:: DIRECTIVE ::
Each line of the listing must be transcribed exactly, except for the images, which should be excluded.

:: SUPPLIED MATERIAL ::
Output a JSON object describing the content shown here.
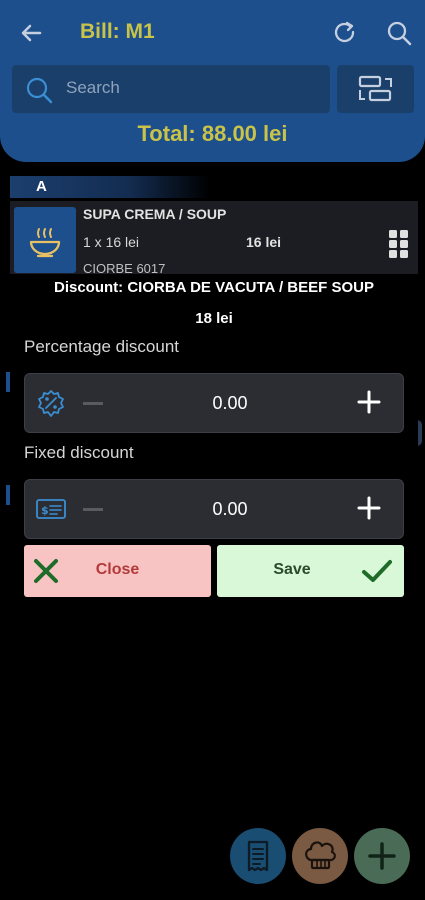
{
  "header": {
    "title": "Bill: M1",
    "search_placeholder": "Search",
    "total": "Total: 88.00 lei"
  },
  "list": {
    "section": "A",
    "item": {
      "name": "SUPA CREMA  / SOUP",
      "qty": "1 x  16 lei",
      "total": "16 lei",
      "code": "CIORBE 6017"
    }
  },
  "dialog": {
    "title": "Discount: CIORBA DE VACUTA / BEEF SOUP",
    "price": "18 lei",
    "percentage_label": "Percentage discount",
    "percentage_value": "0.00",
    "fixed_label": "Fixed discount",
    "fixed_value": "0.00",
    "close_label": "Close",
    "save_label": "Save"
  },
  "colors": {
    "header_bg": "#1c4f8c",
    "title_accent": "#c9c34a",
    "close_bg": "#f7c4c3",
    "save_bg": "#d9f8d8"
  },
  "icons": {
    "back": "arrow-left-icon",
    "refresh": "refresh-icon",
    "search": "search-icon",
    "layout": "layout-switch-icon",
    "soup": "soup-bowl-icon",
    "menu": "grid-menu-icon",
    "percent": "percent-badge-icon",
    "money": "money-card-icon",
    "close": "x-icon",
    "save": "check-icon",
    "bill": "receipt-icon",
    "kitchen": "chef-hat-icon",
    "add": "plus-icon"
  }
}
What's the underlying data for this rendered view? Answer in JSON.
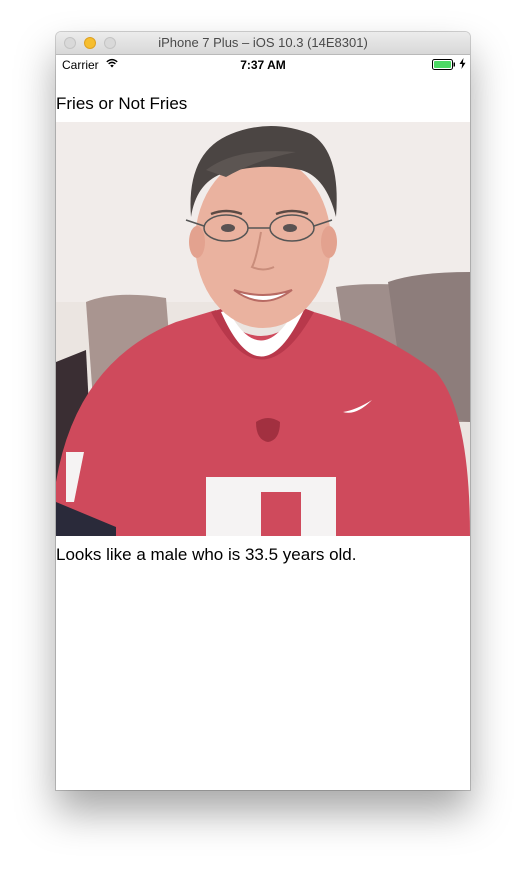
{
  "window": {
    "title": "iPhone 7 Plus – iOS 10.3 (14E8301)"
  },
  "status_bar": {
    "carrier": "Carrier",
    "time": "7:37 AM",
    "icons": [
      "wifi-icon",
      "battery-icon",
      "charging-icon"
    ],
    "battery_color": "#4cd964"
  },
  "app": {
    "title": "Fries or Not Fries",
    "photo": {
      "subject": "selfie of a man wearing glasses and a red number 7 jersey"
    },
    "result": "Looks like a male who is 33.5 years old."
  }
}
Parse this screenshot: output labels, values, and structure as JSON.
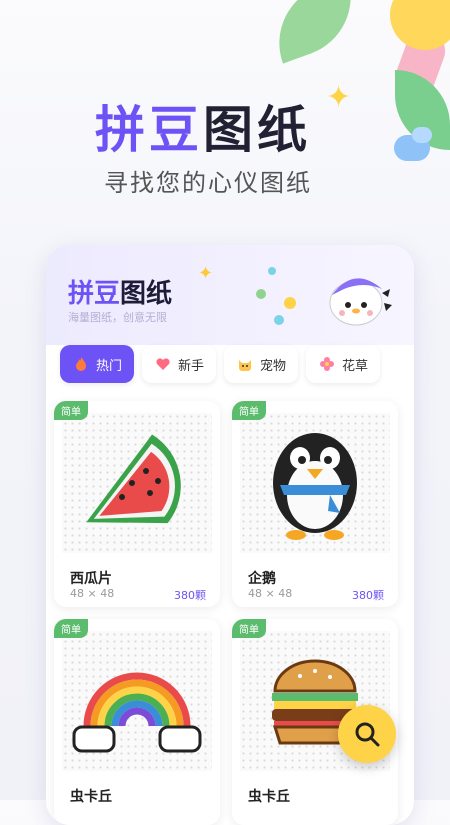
{
  "hero": {
    "title_a": "拼豆",
    "title_b": "图纸",
    "subtitle": "寻找您的心仪图纸"
  },
  "panel": {
    "title_a": "拼豆",
    "title_b": "图纸",
    "subtitle": "海量图纸，创意无限"
  },
  "tabs": [
    {
      "label": "热门",
      "icon": "fire-icon",
      "active": true
    },
    {
      "label": "新手",
      "icon": "heart-icon",
      "active": false
    },
    {
      "label": "宠物",
      "icon": "cat-icon",
      "active": false
    },
    {
      "label": "花草",
      "icon": "flower-icon",
      "active": false
    }
  ],
  "cards": [
    {
      "badge": "简单",
      "name": "西瓜片",
      "size": "48 × 48",
      "count": "380颗",
      "art": "watermelon"
    },
    {
      "badge": "简单",
      "name": "企鹅",
      "size": "48 × 48",
      "count": "380颗",
      "art": "penguin"
    },
    {
      "badge": "简单",
      "name": "虫卡丘",
      "size": "",
      "count": "",
      "art": "rainbow"
    },
    {
      "badge": "简单",
      "name": "虫卡丘",
      "size": "",
      "count": "",
      "art": "burger"
    }
  ],
  "colors": {
    "accent": "#6d53f5",
    "badge": "#5cbc6d",
    "fab": "#ffd347"
  }
}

:: SOLVED PROBLEM ::
Output a JSON object describing the content shown here.
{
  "header": {
    "title": "Bill: M1",
    "search_placeholder": "Search",
    "total": "Total: 88.00 lei"
  },
  "list": {
    "section": "A",
    "item": {
      "name": "SUPA CREMA  / SOUP",
      "qty": "1 x  16 lei",
      "total": "16 lei",
      "code": "CIORBE 6017"
    }
  },
  "dialog": {
    "title": "Discount: CIORBA DE VACUTA / BEEF SOUP",
    "price": "18 lei",
    "percentage_label": "Percentage discount",
    "percentage_value": "0.00",
    "fixed_label": "Fixed discount",
    "fixed_value": "0.00",
    "close_label": "Close",
    "save_label": "Save"
  },
  "colors": {
    "header_bg": "#1c4f8c",
    "title_accent": "#c9c34a",
    "close_bg": "#f7c4c3",
    "save_bg": "#d9f8d8"
  },
  "icons": {
    "back": "arrow-left-icon",
    "refresh": "refresh-icon",
    "search": "search-icon",
    "layout": "layout-switch-icon",
    "soup": "soup-bowl-icon",
    "menu": "grid-menu-icon",
    "percent": "percent-badge-icon",
    "money": "money-card-icon",
    "close": "x-icon",
    "save": "check-icon",
    "bill": "receipt-icon",
    "kitchen": "chef-hat-icon",
    "add": "plus-icon"
  }
}
What's the underlying data for this rendered view? Answer in JSON.
{
  "window": {
    "title": "iPhone 7 Plus – iOS 10.3 (14E8301)"
  },
  "status_bar": {
    "carrier": "Carrier",
    "time": "7:37 AM",
    "icons": [
      "wifi-icon",
      "battery-icon",
      "charging-icon"
    ],
    "battery_color": "#4cd964"
  },
  "app": {
    "title": "Fries or Not Fries",
    "photo": {
      "subject": "selfie of a man wearing glasses and a red number 7 jersey"
    },
    "result": "Looks like a male who is 33.5 years old."
  }
}
Parse this screenshot: output labels, values, and structure as JSON.
{
  "hero": {
    "title_a": "拼豆",
    "title_b": "图纸",
    "subtitle": "寻找您的心仪图纸"
  },
  "panel": {
    "title_a": "拼豆",
    "title_b": "图纸",
    "subtitle": "海量图纸，创意无限"
  },
  "tabs": [
    {
      "label": "热门",
      "icon": "fire-icon",
      "active": true
    },
    {
      "label": "新手",
      "icon": "heart-icon",
      "active": false
    },
    {
      "label": "宠物",
      "icon": "cat-icon",
      "active": false
    },
    {
      "label": "花草",
      "icon": "flower-icon",
      "active": false
    }
  ],
  "cards": [
    {
      "badge": "简单",
      "name": "西瓜片",
      "size": "48 × 48",
      "count": "380颗",
      "art": "watermelon"
    },
    {
      "badge": "简单",
      "name": "企鹅",
      "size": "48 × 48",
      "count": "380颗",
      "art": "penguin"
    },
    {
      "badge": "简单",
      "name": "虫卡丘",
      "size": "",
      "count": "",
      "art": "rainbow"
    },
    {
      "badge": "简单",
      "name": "虫卡丘",
      "size": "",
      "count": "",
      "art": "burger"
    }
  ],
  "colors": {
    "accent": "#6d53f5",
    "badge": "#5cbc6d",
    "fab": "#ffd347"
  }
}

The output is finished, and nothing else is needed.